§ Texte à lire:
_____
En effet, comme vous l'avez dit, monsieur Blin, la rénovation de notre système de recherche n'est pas seulement affaire de crédits.
J'ai soumis au Premier ministre toute une série de propositions visant à simplifier la vie quotidienne dans les laboratoires et qui, je l'espère, seront mises en oeuvre d'ici à la fin de l'année. Certaines ont déjà fait l'objet d'un arbitrage positif.
Dès 2005, nous supprimerons ainsi le contrôle financier a priori dans trois EPST, avec l'objectif d'un élargissement à tous les autres organismes en 2006. Cela signifie concrètement qu'aucun acte de gestion ne fera désormais l'objet d'un contrôle a priori, dont tout le monde reconnaît qu'il alourdit les procédures et retarde l'exécution des dépenses des laboratoires, sans compter le temps qu'il fait perdre aux gestionnaires de l'argent des laboratoires.
Ainsi, pour ne citer que cet exemple emblématique, les laboratoires n'auront plus besoin de requérir le visa du contrôleur financier pour recruter du personnel non permanent, ce qui permettra d'être plus réactif et de limiter les contrôles administratifs inutiles.
L'autre orientation forte que nous avons voulu donner à ce projet de budget est la croissance du potentiel scientifique de nos établissements de recherche et universitaires. Ainsi, tous les emplois statutaires dans les EPST sont maintenus : chaque départ donnera lieu à un recrutement, qu'il s'agisse d'un départ à la retraite ou d'un autre type de départ. En effet, dans les EPST, une certaine mobilité est possible et il arrive que des chercheurs quittent les EPST pour aller travailler dans d'autres organismes ou administrations, ou pour occuper des fonctions extérieures à l'administration.
Dans le contexte actuel d'augmentation des départs à la retraite, cette mesure est un signal fort pour les jeunes qui souhaitent s'engager dans la carrière de chercheur. Elle se traduit par un accroissement à moyen terme du volume des recrutements, et donc des débouchés dans la recherche publique pour les étudiants.
Le nombre global des départs de chercheurs et d'ITA - ingénieurs, techniciens et administratifs - qui auront lieu dans les prochaines années est en effet estimé à 2000 par an, en moyenne, ce qui permettra d'intensifier significativement le niveau des campagnes de recrutement. Nous sommes au sommet de la courbe démographique des départs et nous nous engageons à les remplacer tous !
Notre engagement de maintenir les postes budgétaires est donc bien plus favorable que le plan de M. Schwartzenberg sur l'emploi scientifique, qui, je vous le rappelle, prévoyait la suppression d'emplois à partir de 2005 !
_____
Entrées de disposition spatiale
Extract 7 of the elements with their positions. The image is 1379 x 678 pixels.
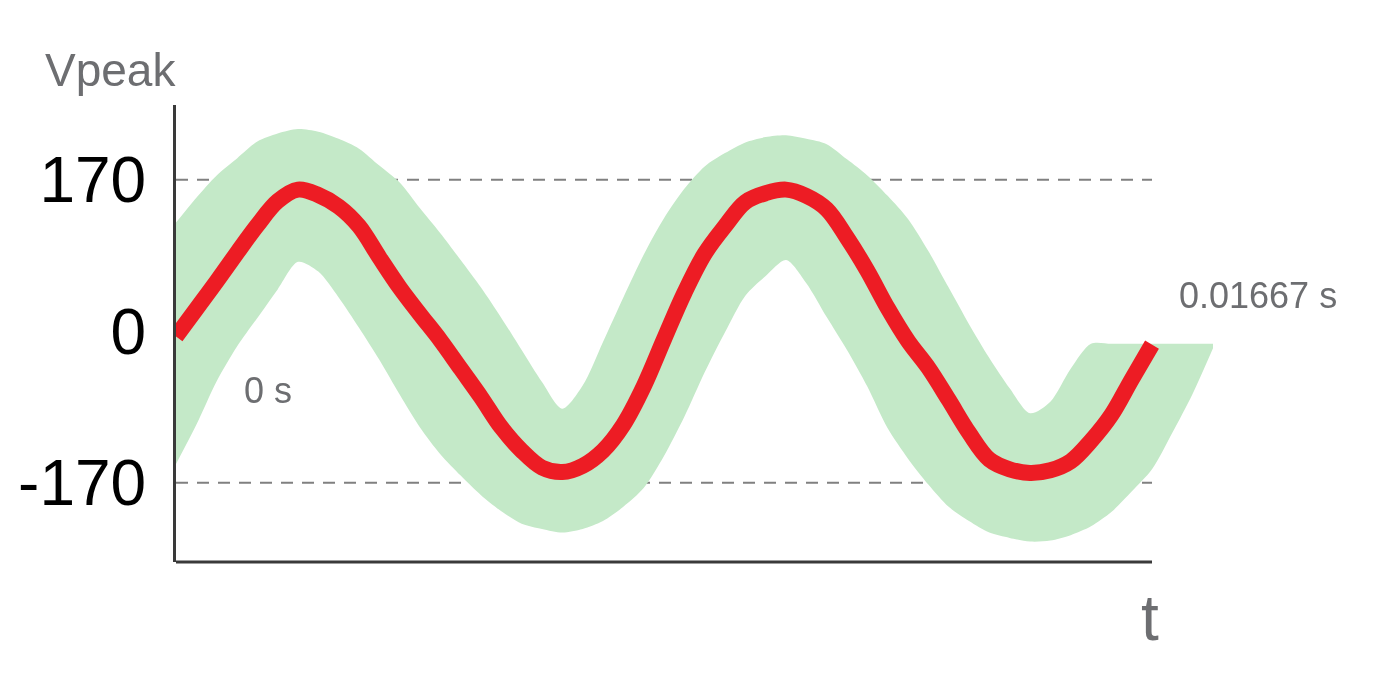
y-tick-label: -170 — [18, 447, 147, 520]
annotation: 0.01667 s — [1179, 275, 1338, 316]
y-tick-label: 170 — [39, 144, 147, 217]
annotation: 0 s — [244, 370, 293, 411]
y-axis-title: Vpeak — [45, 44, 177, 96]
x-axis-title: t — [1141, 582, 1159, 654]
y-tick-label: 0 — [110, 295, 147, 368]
_____
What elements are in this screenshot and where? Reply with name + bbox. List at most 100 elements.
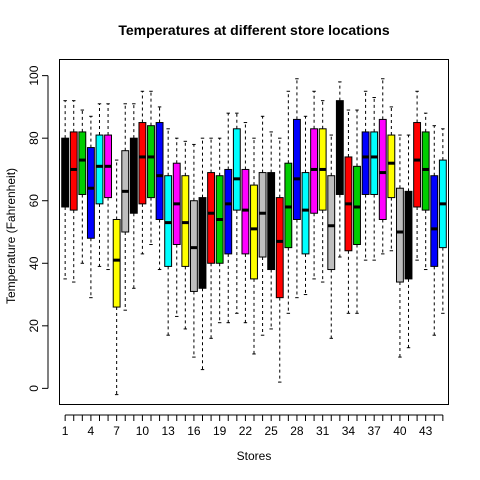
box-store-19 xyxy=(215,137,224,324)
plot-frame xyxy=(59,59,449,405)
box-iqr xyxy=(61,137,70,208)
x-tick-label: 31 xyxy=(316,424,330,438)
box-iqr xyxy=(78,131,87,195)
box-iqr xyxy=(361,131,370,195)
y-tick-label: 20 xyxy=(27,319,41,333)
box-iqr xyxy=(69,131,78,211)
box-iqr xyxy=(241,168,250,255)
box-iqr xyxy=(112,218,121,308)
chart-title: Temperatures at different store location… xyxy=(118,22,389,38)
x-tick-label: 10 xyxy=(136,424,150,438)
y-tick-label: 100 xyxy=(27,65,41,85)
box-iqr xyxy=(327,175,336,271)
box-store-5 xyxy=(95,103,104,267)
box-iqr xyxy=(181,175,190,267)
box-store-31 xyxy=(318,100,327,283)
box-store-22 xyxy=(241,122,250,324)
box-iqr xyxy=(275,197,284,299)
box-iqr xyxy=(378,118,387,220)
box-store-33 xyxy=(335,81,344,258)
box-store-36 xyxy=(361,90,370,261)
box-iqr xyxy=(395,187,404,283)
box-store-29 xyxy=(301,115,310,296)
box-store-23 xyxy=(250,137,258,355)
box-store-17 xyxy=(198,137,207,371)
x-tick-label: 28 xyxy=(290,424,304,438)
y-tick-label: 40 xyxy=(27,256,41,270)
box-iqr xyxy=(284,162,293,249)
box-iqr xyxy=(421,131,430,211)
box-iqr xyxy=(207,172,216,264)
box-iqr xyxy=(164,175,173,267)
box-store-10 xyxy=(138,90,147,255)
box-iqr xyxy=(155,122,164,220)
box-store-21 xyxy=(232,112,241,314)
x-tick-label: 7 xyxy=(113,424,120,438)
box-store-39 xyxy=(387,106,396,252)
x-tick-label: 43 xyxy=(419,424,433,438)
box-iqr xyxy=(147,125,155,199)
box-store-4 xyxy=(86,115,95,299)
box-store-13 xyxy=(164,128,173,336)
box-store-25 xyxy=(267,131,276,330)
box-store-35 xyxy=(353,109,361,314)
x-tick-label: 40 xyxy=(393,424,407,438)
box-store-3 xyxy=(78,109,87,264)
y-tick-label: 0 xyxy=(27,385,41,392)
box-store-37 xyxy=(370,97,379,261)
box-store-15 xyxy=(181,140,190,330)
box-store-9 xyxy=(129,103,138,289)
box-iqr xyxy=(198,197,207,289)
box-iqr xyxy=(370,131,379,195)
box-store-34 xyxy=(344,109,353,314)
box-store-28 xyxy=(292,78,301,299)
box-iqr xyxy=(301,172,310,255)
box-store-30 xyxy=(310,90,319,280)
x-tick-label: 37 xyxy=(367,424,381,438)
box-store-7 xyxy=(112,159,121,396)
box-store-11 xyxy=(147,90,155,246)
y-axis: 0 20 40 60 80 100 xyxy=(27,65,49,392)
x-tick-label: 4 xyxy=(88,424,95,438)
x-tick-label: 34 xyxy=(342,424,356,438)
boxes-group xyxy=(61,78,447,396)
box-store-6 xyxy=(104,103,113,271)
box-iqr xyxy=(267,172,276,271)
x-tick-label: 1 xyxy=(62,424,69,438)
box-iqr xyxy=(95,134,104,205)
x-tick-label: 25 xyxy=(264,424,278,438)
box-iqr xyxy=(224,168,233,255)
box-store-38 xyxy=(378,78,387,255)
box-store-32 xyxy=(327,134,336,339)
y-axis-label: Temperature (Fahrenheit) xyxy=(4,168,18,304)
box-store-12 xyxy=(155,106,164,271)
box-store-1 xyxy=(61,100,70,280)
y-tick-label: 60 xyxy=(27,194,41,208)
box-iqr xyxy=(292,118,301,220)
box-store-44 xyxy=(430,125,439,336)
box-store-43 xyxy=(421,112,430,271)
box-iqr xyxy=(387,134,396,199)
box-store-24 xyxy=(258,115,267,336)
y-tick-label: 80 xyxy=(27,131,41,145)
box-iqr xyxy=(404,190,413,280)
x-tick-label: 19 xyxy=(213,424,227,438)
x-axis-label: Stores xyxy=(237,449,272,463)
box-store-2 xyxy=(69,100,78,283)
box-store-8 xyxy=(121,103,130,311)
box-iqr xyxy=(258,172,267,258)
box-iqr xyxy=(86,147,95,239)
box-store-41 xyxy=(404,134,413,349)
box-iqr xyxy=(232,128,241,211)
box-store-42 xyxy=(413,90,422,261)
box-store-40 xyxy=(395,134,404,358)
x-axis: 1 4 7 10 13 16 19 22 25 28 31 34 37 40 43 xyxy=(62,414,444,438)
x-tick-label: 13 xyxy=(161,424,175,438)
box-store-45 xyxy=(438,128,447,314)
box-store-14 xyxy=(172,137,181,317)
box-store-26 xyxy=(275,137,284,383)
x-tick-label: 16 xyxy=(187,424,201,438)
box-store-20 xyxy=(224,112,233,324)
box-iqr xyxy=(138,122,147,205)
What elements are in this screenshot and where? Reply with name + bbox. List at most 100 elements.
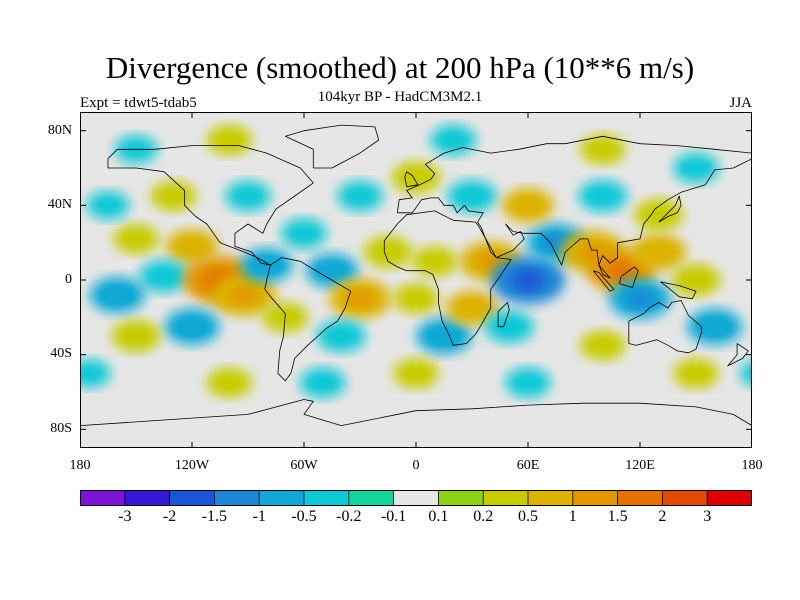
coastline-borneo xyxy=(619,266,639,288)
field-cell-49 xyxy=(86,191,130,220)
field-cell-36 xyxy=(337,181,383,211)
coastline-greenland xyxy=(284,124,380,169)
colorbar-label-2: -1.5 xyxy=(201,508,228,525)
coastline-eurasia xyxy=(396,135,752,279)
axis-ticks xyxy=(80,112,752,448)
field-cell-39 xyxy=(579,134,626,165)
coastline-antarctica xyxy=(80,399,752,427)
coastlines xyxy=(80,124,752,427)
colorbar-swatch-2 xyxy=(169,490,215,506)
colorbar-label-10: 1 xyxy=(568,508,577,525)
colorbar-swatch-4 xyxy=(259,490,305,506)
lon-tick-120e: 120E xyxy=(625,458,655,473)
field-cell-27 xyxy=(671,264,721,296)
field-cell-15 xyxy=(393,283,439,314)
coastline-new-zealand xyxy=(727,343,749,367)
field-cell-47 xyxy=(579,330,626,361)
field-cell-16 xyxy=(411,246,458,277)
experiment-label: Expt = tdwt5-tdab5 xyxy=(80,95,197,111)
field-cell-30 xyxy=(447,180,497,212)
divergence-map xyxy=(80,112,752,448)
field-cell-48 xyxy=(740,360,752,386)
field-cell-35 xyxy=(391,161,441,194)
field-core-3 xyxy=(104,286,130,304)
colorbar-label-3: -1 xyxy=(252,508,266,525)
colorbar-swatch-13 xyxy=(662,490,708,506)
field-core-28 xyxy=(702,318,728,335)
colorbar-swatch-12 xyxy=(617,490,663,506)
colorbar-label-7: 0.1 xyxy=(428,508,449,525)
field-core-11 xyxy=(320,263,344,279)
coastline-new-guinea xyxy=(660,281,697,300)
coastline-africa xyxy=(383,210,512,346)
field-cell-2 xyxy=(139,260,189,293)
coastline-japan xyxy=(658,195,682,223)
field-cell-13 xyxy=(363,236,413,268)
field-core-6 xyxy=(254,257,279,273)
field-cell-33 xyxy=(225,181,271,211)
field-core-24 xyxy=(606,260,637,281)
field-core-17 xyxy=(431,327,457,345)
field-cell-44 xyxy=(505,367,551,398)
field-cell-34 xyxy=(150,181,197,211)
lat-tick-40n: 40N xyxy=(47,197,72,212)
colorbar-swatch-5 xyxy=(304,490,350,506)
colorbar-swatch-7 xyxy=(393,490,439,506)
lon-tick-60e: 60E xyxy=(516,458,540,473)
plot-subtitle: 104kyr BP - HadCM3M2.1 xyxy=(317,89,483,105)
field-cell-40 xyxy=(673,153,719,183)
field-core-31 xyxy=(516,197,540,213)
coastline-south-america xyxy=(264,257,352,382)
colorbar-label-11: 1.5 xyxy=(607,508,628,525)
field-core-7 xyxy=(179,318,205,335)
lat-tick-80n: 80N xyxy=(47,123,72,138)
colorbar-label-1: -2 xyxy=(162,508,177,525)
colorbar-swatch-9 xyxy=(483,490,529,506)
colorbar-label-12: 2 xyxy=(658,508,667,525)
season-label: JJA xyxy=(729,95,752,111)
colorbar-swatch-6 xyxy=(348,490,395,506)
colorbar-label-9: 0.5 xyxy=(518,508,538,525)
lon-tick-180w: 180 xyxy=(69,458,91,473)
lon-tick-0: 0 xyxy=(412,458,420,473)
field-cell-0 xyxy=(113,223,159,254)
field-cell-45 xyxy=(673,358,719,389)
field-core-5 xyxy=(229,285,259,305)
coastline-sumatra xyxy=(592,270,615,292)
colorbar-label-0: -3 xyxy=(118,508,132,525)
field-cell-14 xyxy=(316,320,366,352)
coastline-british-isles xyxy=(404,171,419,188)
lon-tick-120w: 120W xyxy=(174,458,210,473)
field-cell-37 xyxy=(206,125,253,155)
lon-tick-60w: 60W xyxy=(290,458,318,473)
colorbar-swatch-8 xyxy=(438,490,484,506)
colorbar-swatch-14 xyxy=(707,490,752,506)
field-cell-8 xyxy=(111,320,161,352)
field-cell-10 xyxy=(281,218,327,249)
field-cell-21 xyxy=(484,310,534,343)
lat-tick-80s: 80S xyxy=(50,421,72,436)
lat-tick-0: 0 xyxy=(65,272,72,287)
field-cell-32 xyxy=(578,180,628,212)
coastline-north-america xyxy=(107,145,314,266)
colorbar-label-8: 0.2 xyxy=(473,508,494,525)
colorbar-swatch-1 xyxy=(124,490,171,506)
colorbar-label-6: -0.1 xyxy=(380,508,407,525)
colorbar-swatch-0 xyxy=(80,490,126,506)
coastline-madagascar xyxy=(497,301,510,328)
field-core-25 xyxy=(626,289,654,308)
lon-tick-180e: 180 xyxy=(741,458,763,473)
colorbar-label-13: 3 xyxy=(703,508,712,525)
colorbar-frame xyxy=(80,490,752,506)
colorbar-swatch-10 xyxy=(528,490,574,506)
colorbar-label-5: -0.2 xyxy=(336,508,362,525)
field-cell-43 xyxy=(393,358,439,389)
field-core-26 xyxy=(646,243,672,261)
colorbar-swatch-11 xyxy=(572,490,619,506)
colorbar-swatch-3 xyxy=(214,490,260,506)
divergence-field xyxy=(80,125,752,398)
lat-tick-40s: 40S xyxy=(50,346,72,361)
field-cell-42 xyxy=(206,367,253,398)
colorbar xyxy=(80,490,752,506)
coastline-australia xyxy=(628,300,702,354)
_____
§ Travail à faire:
1. Citez le passage du texte sur le budget de la recherche compris entre « J'ai soumis au » et « l'argent des laboratoires. », bornes incluses.
2. Dans le texte sur le budget de la recherche, réécrivez sous forme de liste, s'il vous plaît, le paragraphe qui commence par « L'autre orientation forte », en gardant ses faits essentiels.
3. Poursuivez le texte sur le budget de la recherche en reprenant juste après sa dernière phrase.

§ Résultats par tâche:
1.
J'ai soumis au Premier ministre toute une série de propositions visant à simplifier la vie quotidienne dans les laboratoires et qui, je l'espère, seront mises en oeuvre d'ici à la fin de l'année. Certaines ont déjà fait l'objet d'un arbitrage positif.
Dès 2005, nous supprimerons ainsi le contrôle financier a priori dans trois EPST, avec l'objectif d'un élargissement à tous les autres organismes en 2006. Cela signifie concrètement qu'aucun acte de gestion ne fera désormais l'objet d'un contrôle a priori, dont tout le monde reconnaît qu'il alourdit les procédures et retarde l'exécution des dépenses des laboratoires, sans compter le temps qu'il fait perdre aux gestionnaires de l'argent des laboratoires.

2.
- Seconde orientation forte du projet de budget : la croissance du potentiel scientifique des établissements de recherche et universitaires.
- Tous les emplois statutaires des EPST sont maintenus.
- Chaque départ donnera lieu à un recrutement, qu'il s'agisse d'une retraite ou d'un autre type de départ.
- Une certaine mobilité existe dans les EPST : des chercheurs partent vers d'autres organismes ou administrations, ou vers des fonctions extérieures à l'administration.

3.
Le projet de budget pour 2005 prévoit en outre des mesures significatives pour renforcer les moyens humains dans l'enseignement supérieur.
Ainsi, 1 000 emplois budgétaires sont ouverts. Tout d'abord, 700 postes de professeurs et maîtres de conférences et 150 postes de personnels ingénieurs, administratifs, techniciens, ouvriers et services, IATOS, ont été annoncés dans le courant de 2004. Ensuite, les crédits pour 150 attachés temporaires d'enseignement et de recherche, ATER, figurent dans le projet de budget. On arrive bien aux 1 000 postes annoncés pour 2004 et qui sont consolidés dans le projet de budget pour 2005. Par ailleurs, 150 maîtres de conférence supplémentaires seront recrutés au 1er septembre 2005.
Pour accompagner ces recrutements, la recherche universitaire bénéficie d'une augmentation substantielle de ses moyens de fonctionnement, à hauteur de 23 millions d'euros.
Le projet de budget pour 2005 prévoit en outre la création de 200 postes d'accueil de haut niveau. L'accroissement des capacités d'accueil des EPST est, depuis longtemps, une attente forte à la fois des établissements, mais aussi des enseignants-chercheurs, dont beaucoup souhaitent, à titre temporaire, se consacrer entièrement à des activités de recherche.
Le choix politique a été fait de garantir à ces postes d'accueil un très bon niveau de rémunération, environ 60 000 euros bruts par an. Cela permettra aux établissements de renforcer leur attractivité vis-à-vis des meilleurs chercheurs étrangers et de proposer à des chercheurs français expatriés de revenir travailler en France avec un niveau de salaire équivalent à celui d'un directeur de recherche.
J'ai souhaité, dans ce budget, que le soutien aux jeunes chercheurs soit renforcé à tous les stades de leurs parcours.
Ils seront aidés, avant leur entrée dans nos établissements, par l'augmentation de 7 % des moyens consacrés à la formation à la recherche. Cela permettra d'accueillir 4 000 nouveaux allocataires de recherche en 2005. L'allocation de recherche, qui a été revalorisée de 15 % en deux ans, s'élève aujourd'hui à 1 308 euros par mois, soit un niveau légèrement supérieur au SMIC, lequel s'établit à 1 197 euros.
Je souhaite qu'elle puisse être à nouveau revalorisée. Je proposerai surtout, dans la future loi, qu'elle soit indexée sur l'inflation, ce qui garantira un maintien du pouvoir d'achat des allocataires de recherche, comme vous le proposez, monsieur le rapporteur pour avis.
Le budget crée, par ailleurs, quarante nouveaux contrats CIFRE, ce qui portera leur nombre à 1 200.
Renforcer le soutien aux jeunes chercheurs à tous les stades de leur parcours passe aussi par la poursuite du programme « Initiative post-docs », qui incite les post-doctorants français à revenir en France, ainsi que par l'amplification de la politique de résorption des libéralités, à laquelle 2 millions d'euros supplémentaires seront consacrés en 2005.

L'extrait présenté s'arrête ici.